Rows from a dataset:
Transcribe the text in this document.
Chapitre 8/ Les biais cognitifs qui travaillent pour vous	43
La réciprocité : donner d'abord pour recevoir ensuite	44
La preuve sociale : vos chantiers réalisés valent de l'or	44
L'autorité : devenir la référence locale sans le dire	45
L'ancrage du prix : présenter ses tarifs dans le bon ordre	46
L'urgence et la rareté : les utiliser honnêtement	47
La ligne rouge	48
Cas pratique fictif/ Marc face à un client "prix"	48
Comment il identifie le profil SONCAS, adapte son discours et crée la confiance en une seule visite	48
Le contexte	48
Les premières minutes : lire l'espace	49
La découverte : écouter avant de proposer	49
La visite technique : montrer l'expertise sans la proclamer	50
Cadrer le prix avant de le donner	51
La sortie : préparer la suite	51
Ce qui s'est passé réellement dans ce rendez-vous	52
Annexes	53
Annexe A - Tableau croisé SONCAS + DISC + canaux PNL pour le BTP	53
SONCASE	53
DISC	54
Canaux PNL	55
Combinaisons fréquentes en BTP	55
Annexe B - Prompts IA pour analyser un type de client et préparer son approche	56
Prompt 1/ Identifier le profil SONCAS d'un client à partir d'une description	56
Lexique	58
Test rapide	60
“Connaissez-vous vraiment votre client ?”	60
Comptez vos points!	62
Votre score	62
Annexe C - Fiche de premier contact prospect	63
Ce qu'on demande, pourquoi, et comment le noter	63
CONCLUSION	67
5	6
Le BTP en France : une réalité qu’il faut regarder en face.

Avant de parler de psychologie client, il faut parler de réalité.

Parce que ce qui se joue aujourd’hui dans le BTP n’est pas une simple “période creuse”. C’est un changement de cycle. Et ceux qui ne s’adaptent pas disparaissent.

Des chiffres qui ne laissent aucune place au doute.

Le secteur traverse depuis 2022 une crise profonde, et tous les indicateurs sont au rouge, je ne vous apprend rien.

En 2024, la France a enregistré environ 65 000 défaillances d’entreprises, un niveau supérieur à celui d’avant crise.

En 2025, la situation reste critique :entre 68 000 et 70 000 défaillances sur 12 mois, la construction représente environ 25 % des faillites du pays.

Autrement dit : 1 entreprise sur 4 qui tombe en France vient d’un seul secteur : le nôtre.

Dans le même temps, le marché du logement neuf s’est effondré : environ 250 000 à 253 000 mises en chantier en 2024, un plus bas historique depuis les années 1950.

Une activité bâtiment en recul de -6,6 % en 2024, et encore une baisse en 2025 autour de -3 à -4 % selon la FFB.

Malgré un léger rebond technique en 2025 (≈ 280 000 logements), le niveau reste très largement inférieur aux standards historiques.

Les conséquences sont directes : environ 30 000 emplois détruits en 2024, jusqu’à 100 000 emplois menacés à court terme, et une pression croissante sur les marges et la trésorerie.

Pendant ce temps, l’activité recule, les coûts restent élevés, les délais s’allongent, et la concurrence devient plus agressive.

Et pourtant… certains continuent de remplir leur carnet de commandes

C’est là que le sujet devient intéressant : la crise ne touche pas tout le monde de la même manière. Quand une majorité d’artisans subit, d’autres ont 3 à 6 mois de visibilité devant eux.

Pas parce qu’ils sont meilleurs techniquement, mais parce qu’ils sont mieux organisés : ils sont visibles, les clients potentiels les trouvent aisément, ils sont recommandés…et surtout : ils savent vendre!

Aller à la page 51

_Given instruction_: Write the material out again word for word.

_Solution for this exercise_:
Transcribe the text in this document.
Chapitre 8/ Les biais cognitifs qui travaillent pour vous	43
La réciprocité : donner d'abord pour recevoir ensuite	44
La preuve sociale : vos chantiers réalisés valent de l'or	44
L'autorité : devenir la référence locale sans le dire	45
L'ancrage du prix : présenter ses tarifs dans le bon ordre	46
L'urgence et la rareté : les utiliser honnêtement	47
La ligne rouge	48
Cas pratique fictif/ Marc face à un client "prix"	48
Comment il identifie le profil SONCAS, adapte son discours et crée la confiance en une seule visite	48
Le contexte	48
Les premières minutes : lire l'espace	49
La découverte : écouter avant de proposer	49
La visite technique : montrer l'expertise sans la proclamer	50
Cadrer le prix avant de le donner	51
La sortie : préparer la suite	51
Ce qui s'est passé réellement dans ce rendez-vous	52
Annexes	53
Annexe A - Tableau croisé SONCAS + DISC + canaux PNL pour le BTP	53
SONCASE	53
DISC	54
Canaux PNL	55
Combinaisons fréquentes en BTP	55
Annexe B - Prompts IA pour analyser un type de client et préparer son approche	56
Prompt 1/ Identifier le profil SONCAS d'un client à partir d'une description	56
Lexique	58
Test rapide	60
“Connaissez-vous vraiment votre client ?”	60
Comptez vos points!	62
Votre score	62
Annexe C - Fiche de premier contact prospect	63
Ce qu'on demande, pourquoi, et comment le noter	63
CONCLUSION	67
5	6
Le BTP en France : une réalité qu’il faut regarder en face.

Avant de parler de psychologie client, il faut parler de réalité.

Parce que ce qui se joue aujourd’hui dans le BTP n’est pas une simple “période creuse”. C’est un changement de cycle. Et ceux qui ne s’adaptent pas disparaissent.

Des chiffres qui ne laissent aucune place au doute.

Le secteur traverse depuis 2022 une crise profonde, et tous les indicateurs sont au rouge, je ne vous apprend rien.

En 2024, la France a enregistré environ 65 000 défaillances d’entreprises, un niveau supérieur à celui d’avant crise.

En 2025, la situation reste critique :entre 68 000 et 70 000 défaillances sur 12 mois, la construction représente environ 25 % des faillites du pays.

Autrement dit : 1 entreprise sur 4 qui tombe en France vient d’un seul secteur : le nôtre.

Dans le même temps, le marché du logement neuf s’est effondré : environ 250 000 à 253 000 mises en chantier en 2024, un plus bas historique depuis les années 1950.

Une activité bâtiment en recul de -6,6 % en 2024, et encore une baisse en 2025 autour de -3 à -4 % selon la FFB.

Malgré un léger rebond technique en 2025 (≈ 280 000 logements), le niveau reste très largement inférieur aux standards historiques.

Les conséquences sont directes : environ 30 000 emplois détruits en 2024, jusqu’à 100 000 emplois menacés à court terme, et une pression croissante sur les marges et la trésorerie.

Pendant ce temps, l’activité recule, les coûts restent élevés, les délais s’allongent, et la concurrence devient plus agressive.

Et pourtant… certains continuent de remplir leur carnet de commandes

C’est là que le sujet devient intéressant : la crise ne touche pas tout le monde de la même manière. Quand une majorité d’artisans subit, d’autres ont 3 à 6 mois de visibilité devant eux.

Pas parce qu’ils sont meilleurs techniquement, mais parce qu’ils sont mieux organisés : ils sont visibles, les clients potentiels les trouvent aisément, ils sont recommandés…et surtout : ils savent vendre!

Aller à la page 51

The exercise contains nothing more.